(Dataset rows):

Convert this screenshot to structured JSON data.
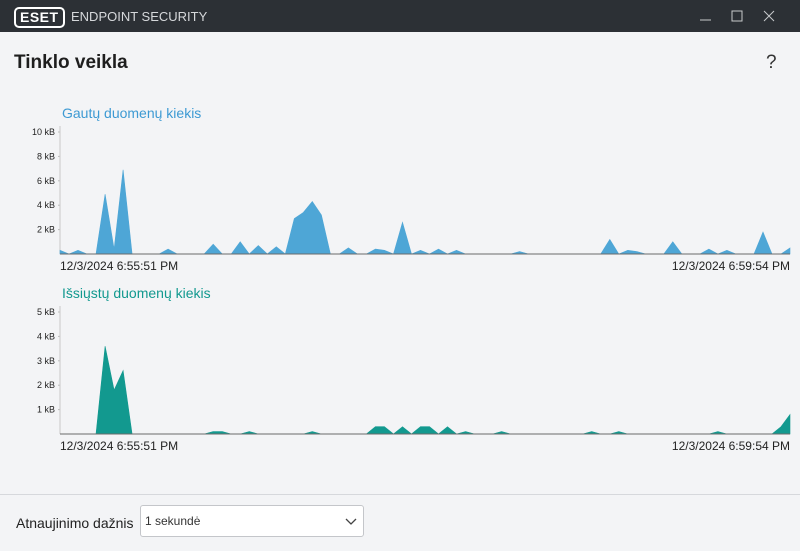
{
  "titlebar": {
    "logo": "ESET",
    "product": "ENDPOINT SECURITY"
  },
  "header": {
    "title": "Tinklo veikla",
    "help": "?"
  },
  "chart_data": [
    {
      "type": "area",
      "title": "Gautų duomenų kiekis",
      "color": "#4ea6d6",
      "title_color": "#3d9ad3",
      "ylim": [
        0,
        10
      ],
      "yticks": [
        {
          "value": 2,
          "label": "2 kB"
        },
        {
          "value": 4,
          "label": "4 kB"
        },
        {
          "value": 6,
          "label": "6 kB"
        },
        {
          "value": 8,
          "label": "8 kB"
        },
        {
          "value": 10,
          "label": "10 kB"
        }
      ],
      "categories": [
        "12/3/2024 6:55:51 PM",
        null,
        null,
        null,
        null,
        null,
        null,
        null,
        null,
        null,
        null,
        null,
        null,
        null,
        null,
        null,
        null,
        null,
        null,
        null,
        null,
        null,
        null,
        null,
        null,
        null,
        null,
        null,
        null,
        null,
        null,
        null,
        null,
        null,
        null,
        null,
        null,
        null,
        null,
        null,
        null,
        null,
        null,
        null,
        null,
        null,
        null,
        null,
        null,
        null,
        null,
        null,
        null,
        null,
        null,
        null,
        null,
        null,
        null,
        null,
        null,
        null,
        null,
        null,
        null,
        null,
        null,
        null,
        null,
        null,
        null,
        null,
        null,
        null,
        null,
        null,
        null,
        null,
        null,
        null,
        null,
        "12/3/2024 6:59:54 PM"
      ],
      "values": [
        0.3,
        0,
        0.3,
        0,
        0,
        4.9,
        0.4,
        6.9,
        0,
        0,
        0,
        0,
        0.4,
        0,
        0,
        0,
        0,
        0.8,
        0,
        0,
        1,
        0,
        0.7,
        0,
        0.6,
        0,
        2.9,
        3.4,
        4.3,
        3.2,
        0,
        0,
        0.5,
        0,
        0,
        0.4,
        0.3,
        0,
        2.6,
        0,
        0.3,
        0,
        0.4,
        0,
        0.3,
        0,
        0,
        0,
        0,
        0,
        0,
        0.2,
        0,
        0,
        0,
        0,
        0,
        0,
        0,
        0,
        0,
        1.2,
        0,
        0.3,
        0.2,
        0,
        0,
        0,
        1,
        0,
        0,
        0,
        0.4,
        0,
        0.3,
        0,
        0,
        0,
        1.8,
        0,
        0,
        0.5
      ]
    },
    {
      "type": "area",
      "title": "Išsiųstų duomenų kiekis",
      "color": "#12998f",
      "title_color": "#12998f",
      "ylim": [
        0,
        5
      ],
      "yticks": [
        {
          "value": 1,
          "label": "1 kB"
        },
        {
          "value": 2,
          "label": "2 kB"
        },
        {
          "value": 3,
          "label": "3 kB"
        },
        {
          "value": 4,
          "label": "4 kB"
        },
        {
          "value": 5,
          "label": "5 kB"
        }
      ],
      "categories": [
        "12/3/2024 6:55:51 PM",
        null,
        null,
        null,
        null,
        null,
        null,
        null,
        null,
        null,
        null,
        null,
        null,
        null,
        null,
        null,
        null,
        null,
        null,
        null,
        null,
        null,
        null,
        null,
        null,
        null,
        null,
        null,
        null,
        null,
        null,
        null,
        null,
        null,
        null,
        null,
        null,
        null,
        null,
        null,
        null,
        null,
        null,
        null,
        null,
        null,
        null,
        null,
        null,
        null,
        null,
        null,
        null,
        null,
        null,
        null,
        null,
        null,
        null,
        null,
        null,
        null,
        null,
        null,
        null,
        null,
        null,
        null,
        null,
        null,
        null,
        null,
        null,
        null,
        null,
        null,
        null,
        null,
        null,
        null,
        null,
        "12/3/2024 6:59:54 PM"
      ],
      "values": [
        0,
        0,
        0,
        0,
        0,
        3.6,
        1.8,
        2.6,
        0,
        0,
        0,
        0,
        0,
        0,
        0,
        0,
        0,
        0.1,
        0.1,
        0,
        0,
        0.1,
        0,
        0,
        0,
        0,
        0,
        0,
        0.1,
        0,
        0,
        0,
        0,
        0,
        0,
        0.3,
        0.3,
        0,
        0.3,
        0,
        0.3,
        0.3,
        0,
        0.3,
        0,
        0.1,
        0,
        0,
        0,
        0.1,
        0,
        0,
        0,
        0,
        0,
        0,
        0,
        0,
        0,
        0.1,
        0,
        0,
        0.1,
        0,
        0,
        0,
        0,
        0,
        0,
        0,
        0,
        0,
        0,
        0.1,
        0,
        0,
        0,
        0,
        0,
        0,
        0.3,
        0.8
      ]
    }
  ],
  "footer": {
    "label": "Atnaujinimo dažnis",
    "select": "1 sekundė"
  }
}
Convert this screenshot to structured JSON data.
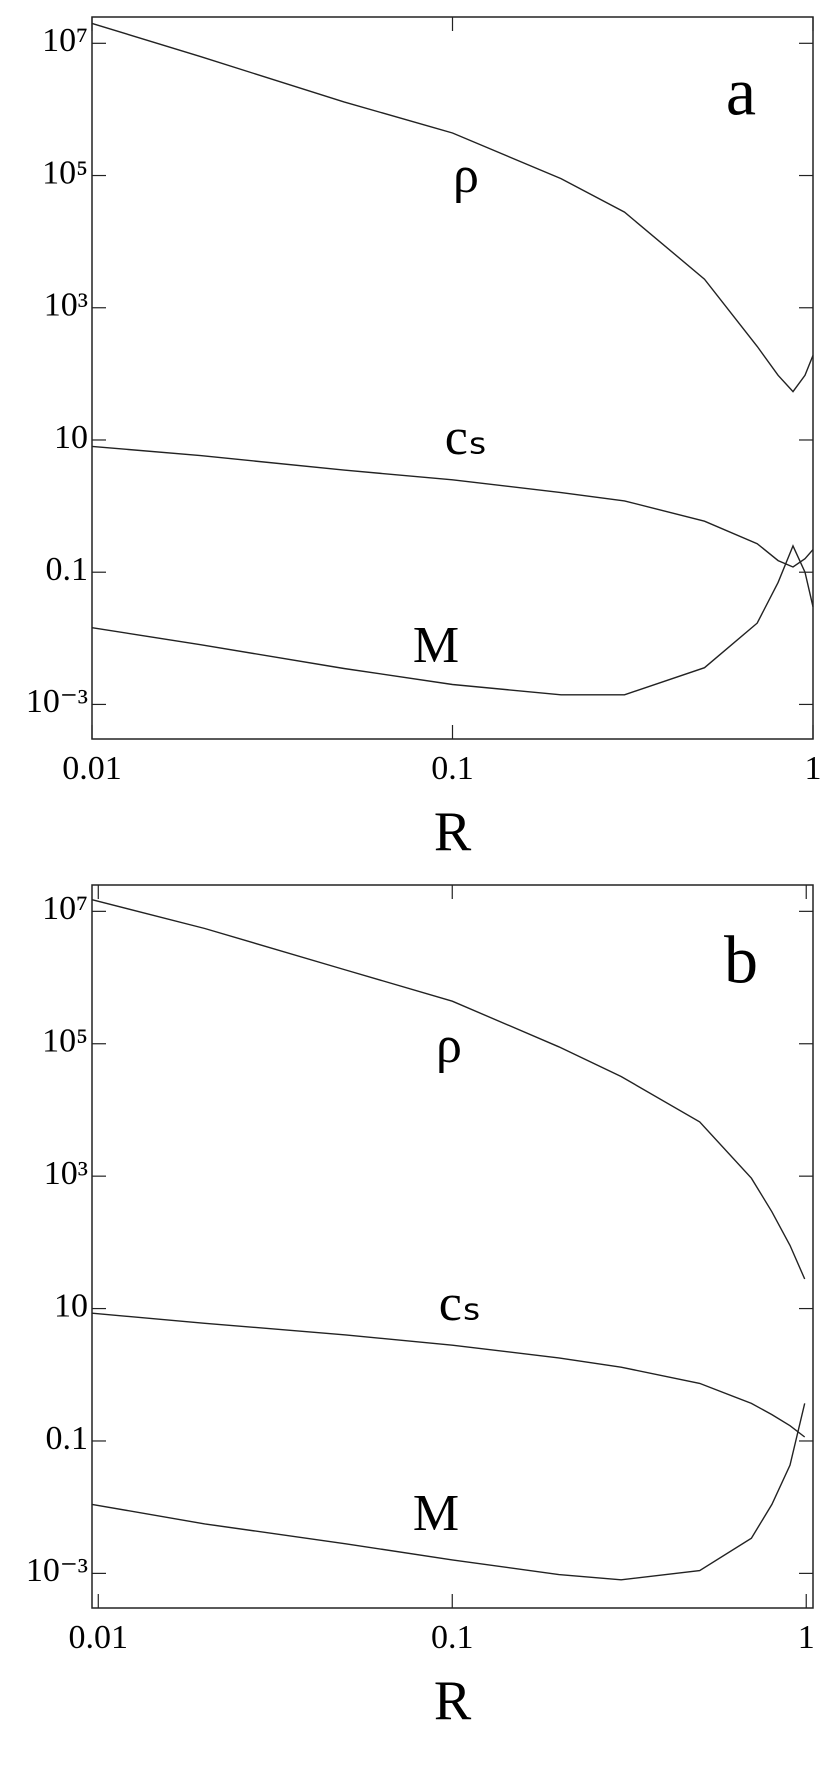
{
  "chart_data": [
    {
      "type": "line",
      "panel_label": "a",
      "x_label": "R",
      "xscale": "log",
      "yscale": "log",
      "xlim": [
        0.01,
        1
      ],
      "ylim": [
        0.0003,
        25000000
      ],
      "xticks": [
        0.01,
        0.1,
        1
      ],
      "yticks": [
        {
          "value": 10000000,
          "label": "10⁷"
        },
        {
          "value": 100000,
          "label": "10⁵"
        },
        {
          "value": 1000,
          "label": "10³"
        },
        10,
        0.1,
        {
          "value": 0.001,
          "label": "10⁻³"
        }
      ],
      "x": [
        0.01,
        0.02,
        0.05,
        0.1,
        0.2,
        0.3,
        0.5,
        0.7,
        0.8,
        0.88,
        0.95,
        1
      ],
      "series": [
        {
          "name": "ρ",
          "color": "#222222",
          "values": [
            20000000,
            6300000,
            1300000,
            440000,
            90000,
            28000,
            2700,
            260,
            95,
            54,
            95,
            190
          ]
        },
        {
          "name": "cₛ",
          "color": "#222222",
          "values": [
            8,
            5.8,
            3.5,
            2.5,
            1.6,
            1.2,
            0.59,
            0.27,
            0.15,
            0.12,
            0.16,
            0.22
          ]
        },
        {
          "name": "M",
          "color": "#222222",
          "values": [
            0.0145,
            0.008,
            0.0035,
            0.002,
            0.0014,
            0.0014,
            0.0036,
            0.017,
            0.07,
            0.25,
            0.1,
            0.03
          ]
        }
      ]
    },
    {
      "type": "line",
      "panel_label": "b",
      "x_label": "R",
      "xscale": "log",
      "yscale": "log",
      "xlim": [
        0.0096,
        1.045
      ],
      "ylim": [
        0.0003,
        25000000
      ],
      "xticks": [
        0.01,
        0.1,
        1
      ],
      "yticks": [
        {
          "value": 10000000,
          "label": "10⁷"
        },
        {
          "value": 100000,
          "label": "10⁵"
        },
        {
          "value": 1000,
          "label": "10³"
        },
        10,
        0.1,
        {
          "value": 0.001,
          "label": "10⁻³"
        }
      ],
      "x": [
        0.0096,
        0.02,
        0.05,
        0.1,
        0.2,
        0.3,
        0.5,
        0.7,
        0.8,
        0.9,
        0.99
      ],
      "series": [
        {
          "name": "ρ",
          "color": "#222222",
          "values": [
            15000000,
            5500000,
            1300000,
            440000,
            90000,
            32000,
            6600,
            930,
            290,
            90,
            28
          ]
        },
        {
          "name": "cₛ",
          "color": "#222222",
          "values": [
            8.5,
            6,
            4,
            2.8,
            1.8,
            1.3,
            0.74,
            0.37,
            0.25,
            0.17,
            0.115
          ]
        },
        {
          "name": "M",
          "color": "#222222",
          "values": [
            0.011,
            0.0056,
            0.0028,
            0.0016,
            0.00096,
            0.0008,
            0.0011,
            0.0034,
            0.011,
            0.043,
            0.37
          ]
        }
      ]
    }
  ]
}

(Written request): Generate a word-for-word copy of the preceding records, excluding all pictures.

(Exercise answer):
Convert this screenshot to structured JSON data.
{
  "titlebar": {
    "logo": "ESET",
    "product": "ENDPOINT SECURITY"
  },
  "header": {
    "title": "Tinklo veikla",
    "help": "?"
  },
  "chart_data": [
    {
      "type": "area",
      "title": "Gautų duomenų kiekis",
      "color": "#4ea6d6",
      "title_color": "#3d9ad3",
      "ylim": [
        0,
        10
      ],
      "yticks": [
        {
          "value": 2,
          "label": "2 kB"
        },
        {
          "value": 4,
          "label": "4 kB"
        },
        {
          "value": 6,
          "label": "6 kB"
        },
        {
          "value": 8,
          "label": "8 kB"
        },
        {
          "value": 10,
          "label": "10 kB"
        }
      ],
      "categories": [
        "12/3/2024 6:55:51 PM",
        null,
        null,
        null,
        null,
        null,
        null,
        null,
        null,
        null,
        null,
        null,
        null,
        null,
        null,
        null,
        null,
        null,
        null,
        null,
        null,
        null,
        null,
        null,
        null,
        null,
        null,
        null,
        null,
        null,
        null,
        null,
        null,
        null,
        null,
        null,
        null,
        null,
        null,
        null,
        null,
        null,
        null,
        null,
        null,
        null,
        null,
        null,
        null,
        null,
        null,
        null,
        null,
        null,
        null,
        null,
        null,
        null,
        null,
        null,
        null,
        null,
        null,
        null,
        null,
        null,
        null,
        null,
        null,
        null,
        null,
        null,
        null,
        null,
        null,
        null,
        null,
        null,
        null,
        null,
        null,
        "12/3/2024 6:59:54 PM"
      ],
      "values": [
        0.3,
        0,
        0.3,
        0,
        0,
        4.9,
        0.4,
        6.9,
        0,
        0,
        0,
        0,
        0.4,
        0,
        0,
        0,
        0,
        0.8,
        0,
        0,
        1,
        0,
        0.7,
        0,
        0.6,
        0,
        2.9,
        3.4,
        4.3,
        3.2,
        0,
        0,
        0.5,
        0,
        0,
        0.4,
        0.3,
        0,
        2.6,
        0,
        0.3,
        0,
        0.4,
        0,
        0.3,
        0,
        0,
        0,
        0,
        0,
        0,
        0.2,
        0,
        0,
        0,
        0,
        0,
        0,
        0,
        0,
        0,
        1.2,
        0,
        0.3,
        0.2,
        0,
        0,
        0,
        1,
        0,
        0,
        0,
        0.4,
        0,
        0.3,
        0,
        0,
        0,
        1.8,
        0,
        0,
        0.5
      ]
    },
    {
      "type": "area",
      "title": "Išsiųstų duomenų kiekis",
      "color": "#12998f",
      "title_color": "#12998f",
      "ylim": [
        0,
        5
      ],
      "yticks": [
        {
          "value": 1,
          "label": "1 kB"
        },
        {
          "value": 2,
          "label": "2 kB"
        },
        {
          "value": 3,
          "label": "3 kB"
        },
        {
          "value": 4,
          "label": "4 kB"
        },
        {
          "value": 5,
          "label": "5 kB"
        }
      ],
      "categories": [
        "12/3/2024 6:55:51 PM",
        null,
        null,
        null,
        null,
        null,
        null,
        null,
        null,
        null,
        null,
        null,
        null,
        null,
        null,
        null,
        null,
        null,
        null,
        null,
        null,
        null,
        null,
        null,
        null,
        null,
        null,
        null,
        null,
        null,
        null,
        null,
        null,
        null,
        null,
        null,
        null,
        null,
        null,
        null,
        null,
        null,
        null,
        null,
        null,
        null,
        null,
        null,
        null,
        null,
        null,
        null,
        null,
        null,
        null,
        null,
        null,
        null,
        null,
        null,
        null,
        null,
        null,
        null,
        null,
        null,
        null,
        null,
        null,
        null,
        null,
        null,
        null,
        null,
        null,
        null,
        null,
        null,
        null,
        null,
        null,
        "12/3/2024 6:59:54 PM"
      ],
      "values": [
        0,
        0,
        0,
        0,
        0,
        3.6,
        1.8,
        2.6,
        0,
        0,
        0,
        0,
        0,
        0,
        0,
        0,
        0,
        0.1,
        0.1,
        0,
        0,
        0.1,
        0,
        0,
        0,
        0,
        0,
        0,
        0.1,
        0,
        0,
        0,
        0,
        0,
        0,
        0.3,
        0.3,
        0,
        0.3,
        0,
        0.3,
        0.3,
        0,
        0.3,
        0,
        0.1,
        0,
        0,
        0,
        0.1,
        0,
        0,
        0,
        0,
        0,
        0,
        0,
        0,
        0,
        0.1,
        0,
        0,
        0.1,
        0,
        0,
        0,
        0,
        0,
        0,
        0,
        0,
        0,
        0,
        0.1,
        0,
        0,
        0,
        0,
        0,
        0,
        0.3,
        0.8
      ]
    }
  ],
  "footer": {
    "label": "Atnaujinimo dažnis",
    "select": "1 sekundė"
  }
}
Convert this screenshot to structured JSON data.
{
  "chart_data": [
    {
      "type": "line",
      "panel_label": "a",
      "x_label": "R",
      "xscale": "log",
      "yscale": "log",
      "xlim": [
        0.01,
        1
      ],
      "ylim": [
        0.0003,
        25000000
      ],
      "xticks": [
        0.01,
        0.1,
        1
      ],
      "yticks": [
        {
          "value": 10000000,
          "label": "10⁷"
        },
        {
          "value": 100000,
          "label": "10⁵"
        },
        {
          "value": 1000,
          "label": "10³"
        },
        10,
        0.1,
        {
          "value": 0.001,
          "label": "10⁻³"
        }
      ],
      "x": [
        0.01,
        0.02,
        0.05,
        0.1,
        0.2,
        0.3,
        0.5,
        0.7,
        0.8,
        0.88,
        0.95,
        1
      ],
      "series": [
        {
          "name": "ρ",
          "color": "#222222",
          "values": [
            20000000,
            6300000,
            1300000,
            440000,
            90000,
            28000,
            2700,
            260,
            95,
            54,
            95,
            190
          ]
        },
        {
          "name": "cₛ",
          "color": "#222222",
          "values": [
            8,
            5.8,
            3.5,
            2.5,
            1.6,
            1.2,
            0.59,
            0.27,
            0.15,
            0.12,
            0.16,
            0.22
          ]
        },
        {
          "name": "M",
          "color": "#222222",
          "values": [
            0.0145,
            0.008,
            0.0035,
            0.002,
            0.0014,
            0.0014,
            0.0036,
            0.017,
            0.07,
            0.25,
            0.1,
            0.03
          ]
        }
      ]
    },
    {
      "type": "line",
      "panel_label": "b",
      "x_label": "R",
      "xscale": "log",
      "yscale": "log",
      "xlim": [
        0.0096,
        1.045
      ],
      "ylim": [
        0.0003,
        25000000
      ],
      "xticks": [
        0.01,
        0.1,
        1
      ],
      "yticks": [
        {
          "value": 10000000,
          "label": "10⁷"
        },
        {
          "value": 100000,
          "label": "10⁵"
        },
        {
          "value": 1000,
          "label": "10³"
        },
        10,
        0.1,
        {
          "value": 0.001,
          "label": "10⁻³"
        }
      ],
      "x": [
        0.0096,
        0.02,
        0.05,
        0.1,
        0.2,
        0.3,
        0.5,
        0.7,
        0.8,
        0.9,
        0.99
      ],
      "series": [
        {
          "name": "ρ",
          "color": "#222222",
          "values": [
            15000000,
            5500000,
            1300000,
            440000,
            90000,
            32000,
            6600,
            930,
            290,
            90,
            28
          ]
        },
        {
          "name": "cₛ",
          "color": "#222222",
          "values": [
            8.5,
            6,
            4,
            2.8,
            1.8,
            1.3,
            0.74,
            0.37,
            0.25,
            0.17,
            0.115
          ]
        },
        {
          "name": "M",
          "color": "#222222",
          "values": [
            0.011,
            0.0056,
            0.0028,
            0.0016,
            0.00096,
            0.0008,
            0.0011,
            0.0034,
            0.011,
            0.043,
            0.37
          ]
        }
      ]
    }
  ]
}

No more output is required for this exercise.